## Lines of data
.....
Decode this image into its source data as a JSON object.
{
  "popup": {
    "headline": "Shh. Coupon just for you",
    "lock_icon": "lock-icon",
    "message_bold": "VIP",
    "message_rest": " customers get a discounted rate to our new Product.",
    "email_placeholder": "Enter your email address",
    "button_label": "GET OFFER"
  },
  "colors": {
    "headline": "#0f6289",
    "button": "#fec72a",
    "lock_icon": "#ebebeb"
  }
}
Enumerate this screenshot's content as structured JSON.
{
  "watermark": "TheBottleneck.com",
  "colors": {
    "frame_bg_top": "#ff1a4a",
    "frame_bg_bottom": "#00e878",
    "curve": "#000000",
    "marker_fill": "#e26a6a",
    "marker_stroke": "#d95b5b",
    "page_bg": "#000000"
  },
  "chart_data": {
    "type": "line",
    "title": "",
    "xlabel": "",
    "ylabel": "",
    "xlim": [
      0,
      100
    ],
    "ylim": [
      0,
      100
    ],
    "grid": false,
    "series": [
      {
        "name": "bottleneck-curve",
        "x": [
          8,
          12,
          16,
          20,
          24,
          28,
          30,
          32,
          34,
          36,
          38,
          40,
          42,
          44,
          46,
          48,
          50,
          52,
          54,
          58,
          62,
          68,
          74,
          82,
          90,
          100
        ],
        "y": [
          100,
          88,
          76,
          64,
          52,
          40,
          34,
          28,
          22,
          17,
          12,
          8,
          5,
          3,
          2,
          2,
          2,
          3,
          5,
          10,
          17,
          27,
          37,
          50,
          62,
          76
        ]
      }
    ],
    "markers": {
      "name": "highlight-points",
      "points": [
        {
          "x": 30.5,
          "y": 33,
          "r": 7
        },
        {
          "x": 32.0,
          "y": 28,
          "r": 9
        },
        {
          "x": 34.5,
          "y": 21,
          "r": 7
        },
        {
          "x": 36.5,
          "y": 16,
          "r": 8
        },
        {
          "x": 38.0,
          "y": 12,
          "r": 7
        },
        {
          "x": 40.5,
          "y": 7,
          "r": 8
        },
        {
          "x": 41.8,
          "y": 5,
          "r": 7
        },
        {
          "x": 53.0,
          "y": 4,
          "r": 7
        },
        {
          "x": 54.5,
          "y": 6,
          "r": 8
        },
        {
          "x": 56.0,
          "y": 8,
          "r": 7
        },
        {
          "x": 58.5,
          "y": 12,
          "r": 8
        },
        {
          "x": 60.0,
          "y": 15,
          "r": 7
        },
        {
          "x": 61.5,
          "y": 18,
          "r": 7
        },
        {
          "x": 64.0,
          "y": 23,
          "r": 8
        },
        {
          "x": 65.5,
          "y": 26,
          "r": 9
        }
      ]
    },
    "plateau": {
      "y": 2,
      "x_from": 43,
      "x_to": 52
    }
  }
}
.....
Set down all of the data above, word for word.

Decode this image into its source data as a JSON object.
{
  "popup": {
    "headline": "Shh. Coupon just for you",
    "lock_icon": "lock-icon",
    "message_bold": "VIP",
    "message_rest": " customers get a discounted rate to our new Product.",
    "email_placeholder": "Enter your email address",
    "button_label": "GET OFFER"
  },
  "colors": {
    "headline": "#0f6289",
    "button": "#fec72a",
    "lock_icon": "#ebebeb"
  }
}
Enumerate this screenshot's content as structured JSON.
{
  "watermark": "TheBottleneck.com",
  "colors": {
    "frame_bg_top": "#ff1a4a",
    "frame_bg_bottom": "#00e878",
    "curve": "#000000",
    "marker_fill": "#e26a6a",
    "marker_stroke": "#d95b5b",
    "page_bg": "#000000"
  },
  "chart_data": {
    "type": "line",
    "title": "",
    "xlabel": "",
    "ylabel": "",
    "xlim": [
      0,
      100
    ],
    "ylim": [
      0,
      100
    ],
    "grid": false,
    "series": [
      {
        "name": "bottleneck-curve",
        "x": [
          8,
          12,
          16,
          20,
          24,
          28,
          30,
          32,
          34,
          36,
          38,
          40,
          42,
          44,
          46,
          48,
          50,
          52,
          54,
          58,
          62,
          68,
          74,
          82,
          90,
          100
        ],
        "y": [
          100,
          88,
          76,
          64,
          52,
          40,
          34,
          28,
          22,
          17,
          12,
          8,
          5,
          3,
          2,
          2,
          2,
          3,
          5,
          10,
          17,
          27,
          37,
          50,
          62,
          76
        ]
      }
    ],
    "markers": {
      "name": "highlight-points",
      "points": [
        {
          "x": 30.5,
          "y": 33,
          "r": 7
        },
        {
          "x": 32.0,
          "y": 28,
          "r": 9
        },
        {
          "x": 34.5,
          "y": 21,
          "r": 7
        },
        {
          "x": 36.5,
          "y": 16,
          "r": 8
        },
        {
          "x": 38.0,
          "y": 12,
          "r": 7
        },
        {
          "x": 40.5,
          "y": 7,
          "r": 8
        },
        {
          "x": 41.8,
          "y": 5,
          "r": 7
        },
        {
          "x": 53.0,
          "y": 4,
          "r": 7
        },
        {
          "x": 54.5,
          "y": 6,
          "r": 8
        },
        {
          "x": 56.0,
          "y": 8,
          "r": 7
        },
        {
          "x": 58.5,
          "y": 12,
          "r": 8
        },
        {
          "x": 60.0,
          "y": 15,
          "r": 7
        },
        {
          "x": 61.5,
          "y": 18,
          "r": 7
        },
        {
          "x": 64.0,
          "y": 23,
          "r": 8
        },
        {
          "x": 65.5,
          "y": 26,
          "r": 9
        }
      ]
    },
    "plateau": {
      "y": 2,
      "x_from": 43,
      "x_to": 52
    }
  }
}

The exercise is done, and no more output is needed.